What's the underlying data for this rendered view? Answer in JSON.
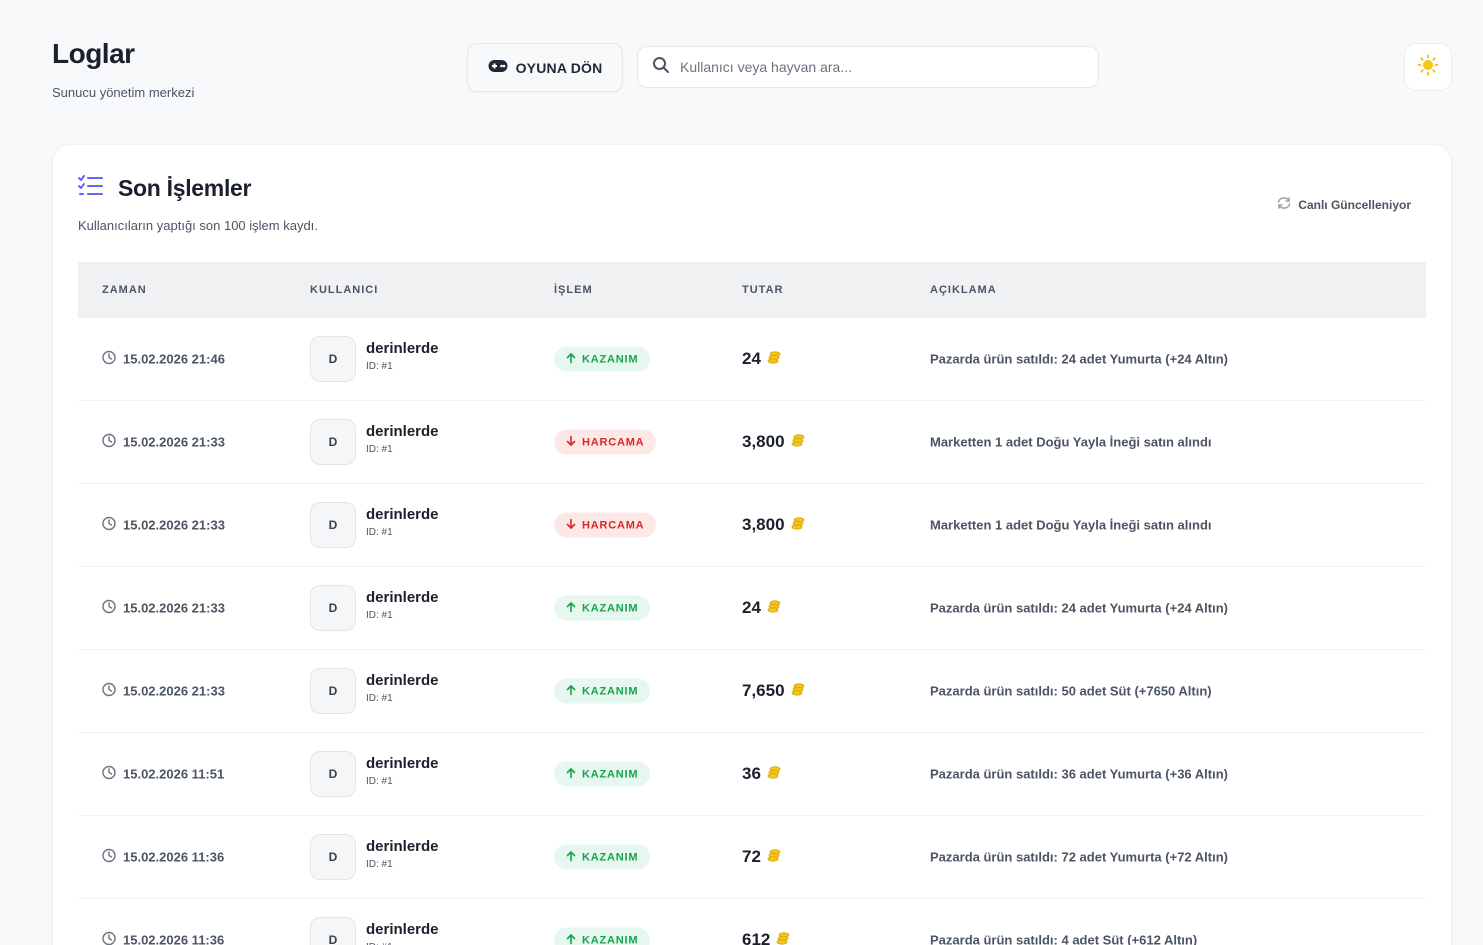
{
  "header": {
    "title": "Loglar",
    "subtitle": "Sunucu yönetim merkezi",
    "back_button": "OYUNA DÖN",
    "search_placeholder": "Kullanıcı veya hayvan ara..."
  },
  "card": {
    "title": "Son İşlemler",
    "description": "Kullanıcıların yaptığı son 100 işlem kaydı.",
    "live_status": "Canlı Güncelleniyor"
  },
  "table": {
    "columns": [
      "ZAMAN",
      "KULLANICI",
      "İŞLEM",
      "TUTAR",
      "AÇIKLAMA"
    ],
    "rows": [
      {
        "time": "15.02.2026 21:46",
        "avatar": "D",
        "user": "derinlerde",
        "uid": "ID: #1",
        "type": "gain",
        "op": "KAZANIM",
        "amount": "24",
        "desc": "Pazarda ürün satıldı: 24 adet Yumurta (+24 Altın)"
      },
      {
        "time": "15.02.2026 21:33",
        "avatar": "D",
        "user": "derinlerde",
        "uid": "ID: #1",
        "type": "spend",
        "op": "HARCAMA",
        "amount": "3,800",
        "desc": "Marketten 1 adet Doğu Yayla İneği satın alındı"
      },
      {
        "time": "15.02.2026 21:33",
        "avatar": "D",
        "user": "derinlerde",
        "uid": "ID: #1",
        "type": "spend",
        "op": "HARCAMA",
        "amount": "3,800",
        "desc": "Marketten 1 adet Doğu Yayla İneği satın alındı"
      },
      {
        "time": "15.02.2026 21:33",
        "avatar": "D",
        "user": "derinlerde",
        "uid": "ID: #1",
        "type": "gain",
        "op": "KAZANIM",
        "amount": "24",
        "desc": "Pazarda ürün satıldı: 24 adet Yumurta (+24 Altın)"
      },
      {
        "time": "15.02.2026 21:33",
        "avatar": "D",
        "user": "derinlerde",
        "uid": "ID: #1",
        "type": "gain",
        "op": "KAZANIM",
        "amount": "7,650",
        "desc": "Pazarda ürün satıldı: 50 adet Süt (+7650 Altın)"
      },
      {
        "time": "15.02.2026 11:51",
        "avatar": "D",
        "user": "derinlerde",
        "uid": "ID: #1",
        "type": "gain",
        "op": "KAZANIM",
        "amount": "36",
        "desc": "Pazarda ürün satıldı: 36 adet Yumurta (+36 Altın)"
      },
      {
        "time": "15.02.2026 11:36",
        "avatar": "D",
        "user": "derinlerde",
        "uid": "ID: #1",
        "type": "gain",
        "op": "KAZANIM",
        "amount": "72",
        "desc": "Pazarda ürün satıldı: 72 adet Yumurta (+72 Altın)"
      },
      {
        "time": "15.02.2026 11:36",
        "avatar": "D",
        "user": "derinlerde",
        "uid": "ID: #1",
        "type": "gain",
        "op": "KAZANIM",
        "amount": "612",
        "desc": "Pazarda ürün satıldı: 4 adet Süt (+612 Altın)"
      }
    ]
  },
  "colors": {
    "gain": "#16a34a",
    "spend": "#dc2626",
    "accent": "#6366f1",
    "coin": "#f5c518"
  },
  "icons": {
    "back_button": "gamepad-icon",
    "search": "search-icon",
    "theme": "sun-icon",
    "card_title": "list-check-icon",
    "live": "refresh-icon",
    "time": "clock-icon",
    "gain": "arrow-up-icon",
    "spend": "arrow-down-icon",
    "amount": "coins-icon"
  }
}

* * *

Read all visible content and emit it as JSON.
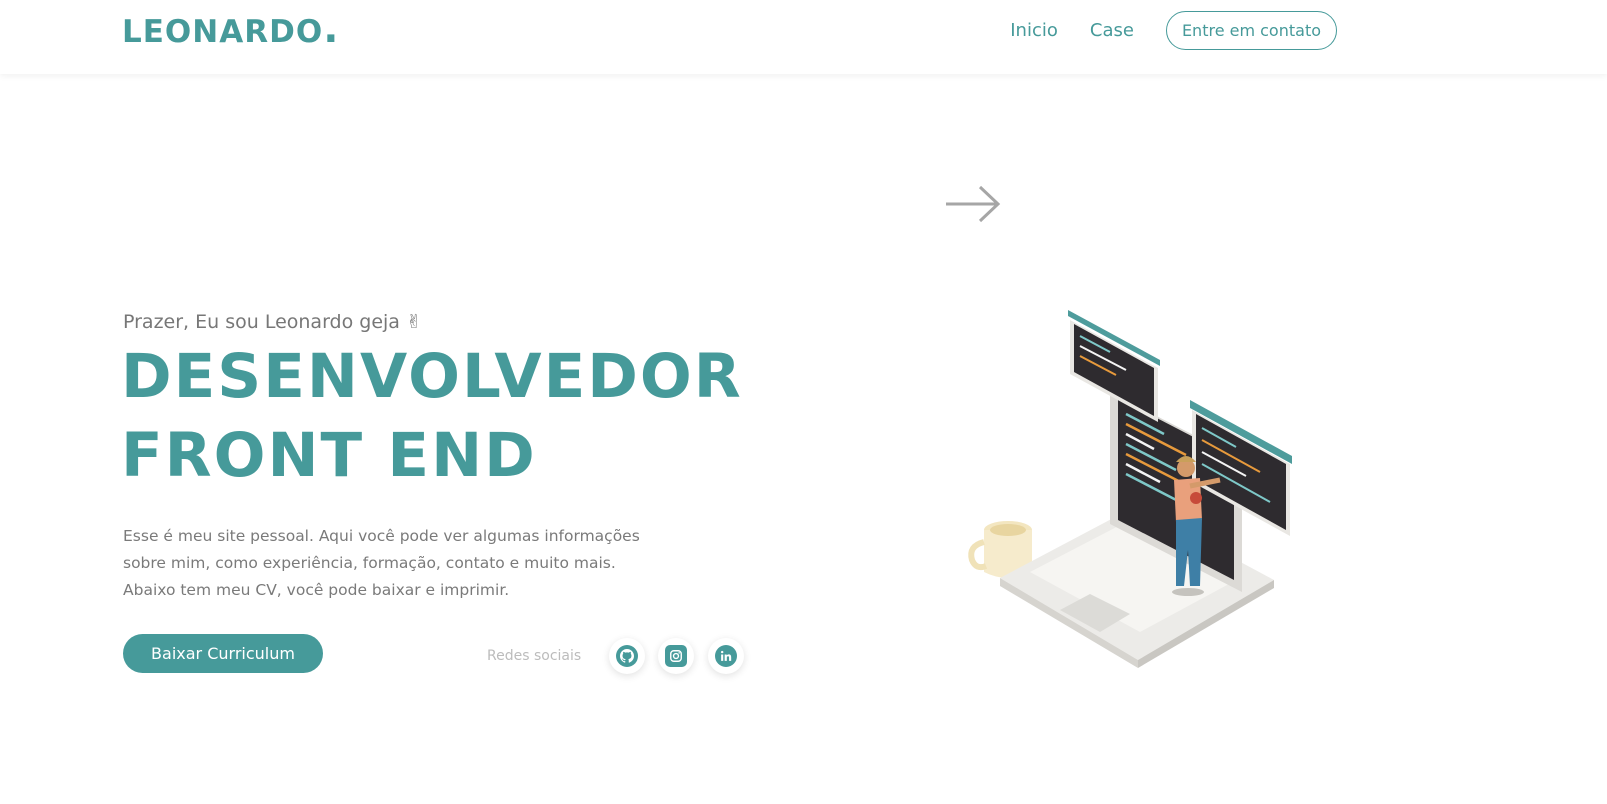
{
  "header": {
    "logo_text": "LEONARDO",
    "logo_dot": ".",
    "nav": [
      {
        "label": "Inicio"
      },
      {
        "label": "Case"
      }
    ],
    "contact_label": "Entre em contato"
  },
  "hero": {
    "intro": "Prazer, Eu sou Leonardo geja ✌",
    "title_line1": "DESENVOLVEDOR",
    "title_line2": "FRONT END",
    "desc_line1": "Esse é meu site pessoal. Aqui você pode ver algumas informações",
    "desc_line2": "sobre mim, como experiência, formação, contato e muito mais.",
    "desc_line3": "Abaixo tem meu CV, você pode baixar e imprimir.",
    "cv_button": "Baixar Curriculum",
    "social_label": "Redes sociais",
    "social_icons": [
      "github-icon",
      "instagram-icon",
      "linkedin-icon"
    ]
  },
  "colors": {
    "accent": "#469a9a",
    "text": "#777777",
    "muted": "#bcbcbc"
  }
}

==

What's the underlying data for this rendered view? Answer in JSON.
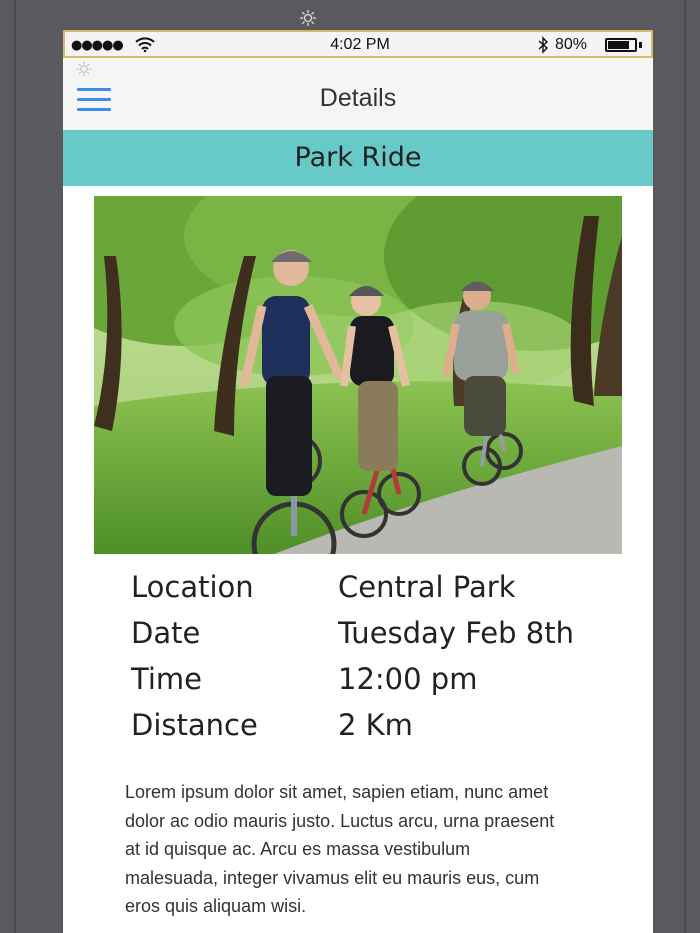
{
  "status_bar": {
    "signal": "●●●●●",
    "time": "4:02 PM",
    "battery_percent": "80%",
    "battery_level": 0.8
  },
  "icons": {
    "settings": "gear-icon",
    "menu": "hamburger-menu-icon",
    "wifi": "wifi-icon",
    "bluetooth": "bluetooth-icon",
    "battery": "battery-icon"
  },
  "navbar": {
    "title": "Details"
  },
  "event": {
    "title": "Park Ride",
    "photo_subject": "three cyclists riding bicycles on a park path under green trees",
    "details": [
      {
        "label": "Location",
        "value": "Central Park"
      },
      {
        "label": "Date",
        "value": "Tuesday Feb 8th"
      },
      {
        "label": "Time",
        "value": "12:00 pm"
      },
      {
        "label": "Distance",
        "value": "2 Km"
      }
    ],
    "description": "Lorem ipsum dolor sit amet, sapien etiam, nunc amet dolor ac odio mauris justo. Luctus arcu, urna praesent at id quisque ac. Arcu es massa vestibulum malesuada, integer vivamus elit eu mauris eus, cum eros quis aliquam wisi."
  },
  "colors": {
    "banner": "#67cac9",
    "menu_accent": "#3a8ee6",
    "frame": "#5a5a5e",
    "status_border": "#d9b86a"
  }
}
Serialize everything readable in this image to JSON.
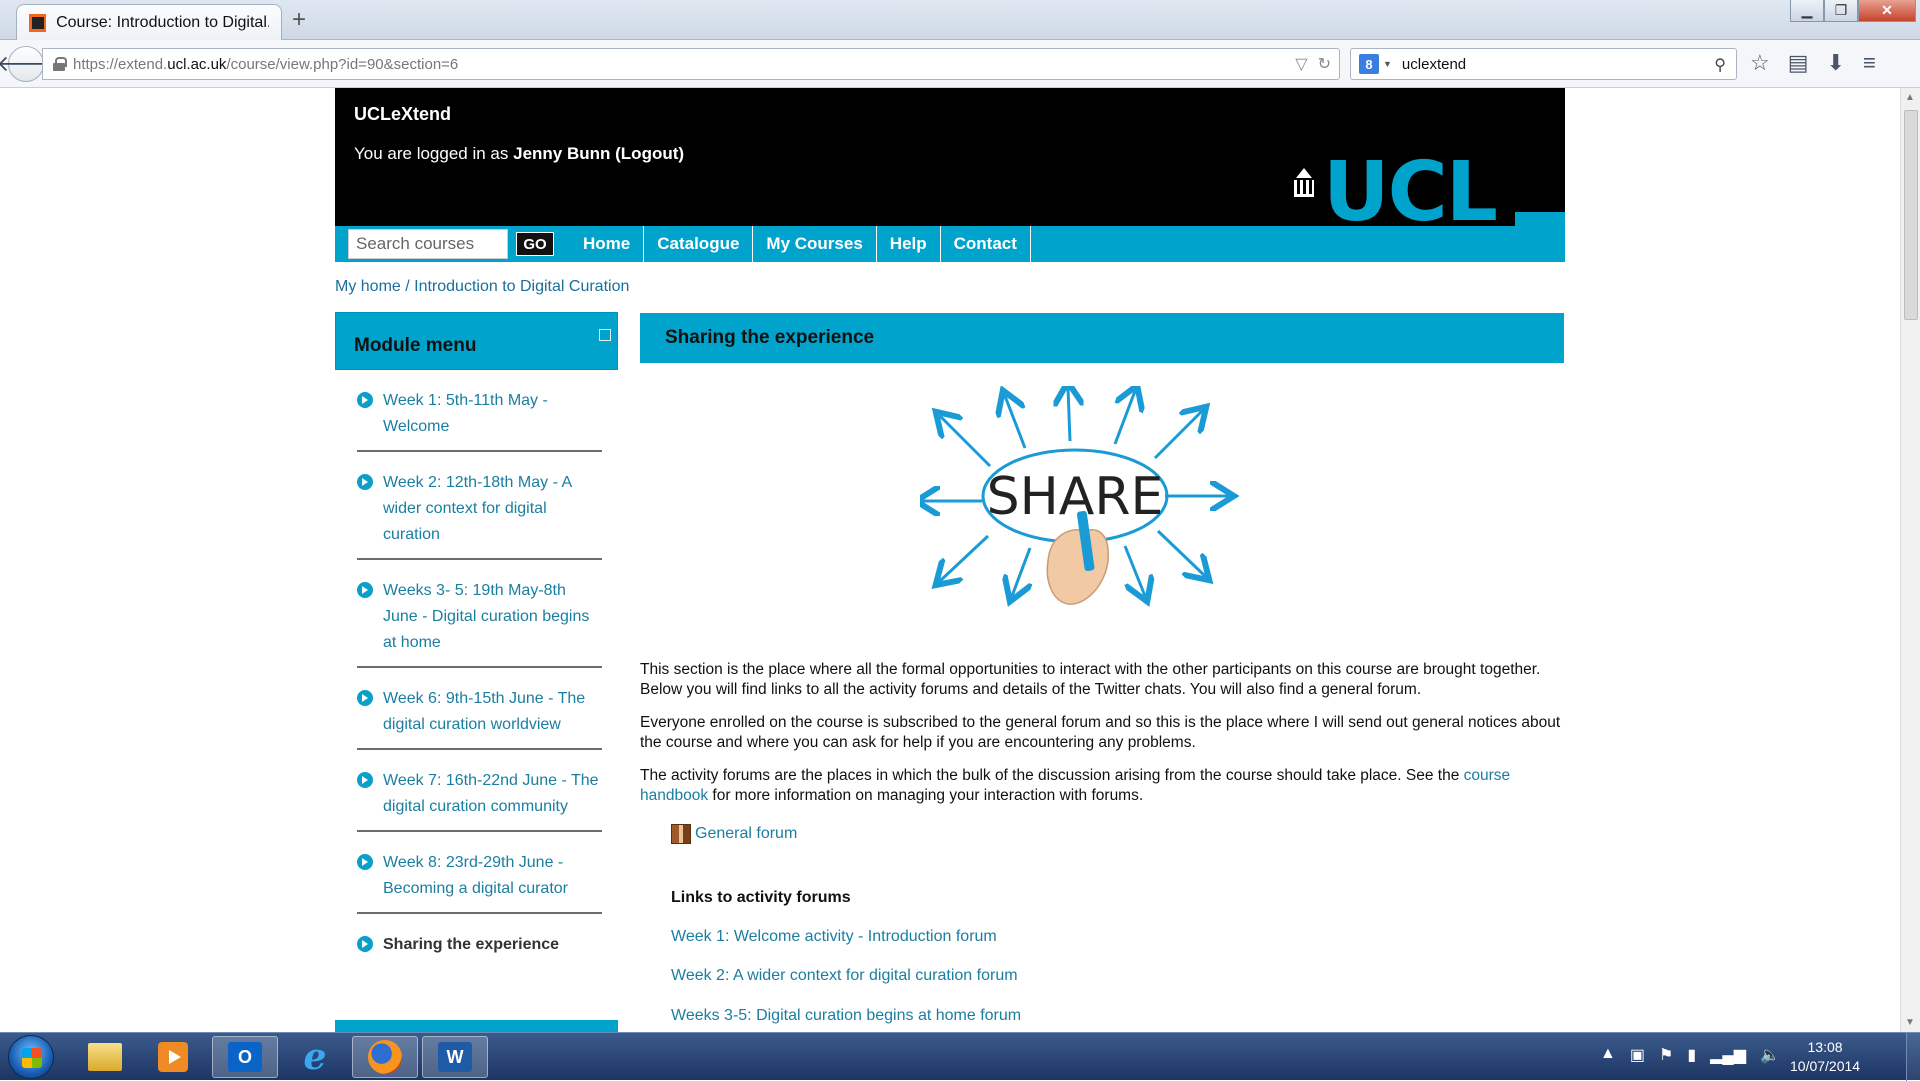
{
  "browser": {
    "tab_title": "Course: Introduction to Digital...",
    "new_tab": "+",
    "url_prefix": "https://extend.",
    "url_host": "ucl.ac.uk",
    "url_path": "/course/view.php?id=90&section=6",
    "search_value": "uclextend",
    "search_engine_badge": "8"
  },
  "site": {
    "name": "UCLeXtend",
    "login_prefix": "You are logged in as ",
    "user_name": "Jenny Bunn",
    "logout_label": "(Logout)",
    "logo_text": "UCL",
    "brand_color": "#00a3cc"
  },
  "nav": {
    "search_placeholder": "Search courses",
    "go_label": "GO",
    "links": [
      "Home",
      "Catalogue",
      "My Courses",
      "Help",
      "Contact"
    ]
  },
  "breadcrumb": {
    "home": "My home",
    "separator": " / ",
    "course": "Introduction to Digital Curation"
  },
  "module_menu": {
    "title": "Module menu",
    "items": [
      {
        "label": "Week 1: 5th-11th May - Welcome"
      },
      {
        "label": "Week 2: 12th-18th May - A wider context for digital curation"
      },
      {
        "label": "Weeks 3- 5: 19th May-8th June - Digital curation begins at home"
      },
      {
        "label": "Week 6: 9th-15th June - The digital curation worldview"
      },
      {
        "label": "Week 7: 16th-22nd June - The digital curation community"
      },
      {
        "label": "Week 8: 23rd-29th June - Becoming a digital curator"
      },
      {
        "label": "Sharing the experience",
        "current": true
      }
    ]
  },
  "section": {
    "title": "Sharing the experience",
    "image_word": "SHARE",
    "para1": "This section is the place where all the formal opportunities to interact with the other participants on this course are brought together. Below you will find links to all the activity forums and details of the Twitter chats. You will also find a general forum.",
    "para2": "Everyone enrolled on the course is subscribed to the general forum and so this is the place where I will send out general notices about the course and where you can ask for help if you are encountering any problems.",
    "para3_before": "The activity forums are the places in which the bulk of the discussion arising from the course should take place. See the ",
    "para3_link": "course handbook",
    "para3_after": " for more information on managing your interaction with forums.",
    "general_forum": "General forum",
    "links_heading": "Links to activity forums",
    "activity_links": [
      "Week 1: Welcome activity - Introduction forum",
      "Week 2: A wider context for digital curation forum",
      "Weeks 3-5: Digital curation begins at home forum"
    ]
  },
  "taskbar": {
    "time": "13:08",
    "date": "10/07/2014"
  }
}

*The exercise*: Show every line in the entries where the string "pode" occurs.

*The response*:
    "desc_line1": "Esse é meu site pessoal. Aqui você pode ver algumas informações",
    "desc_line3": "Abaixo tem meu CV, você pode baixar e imprimir.",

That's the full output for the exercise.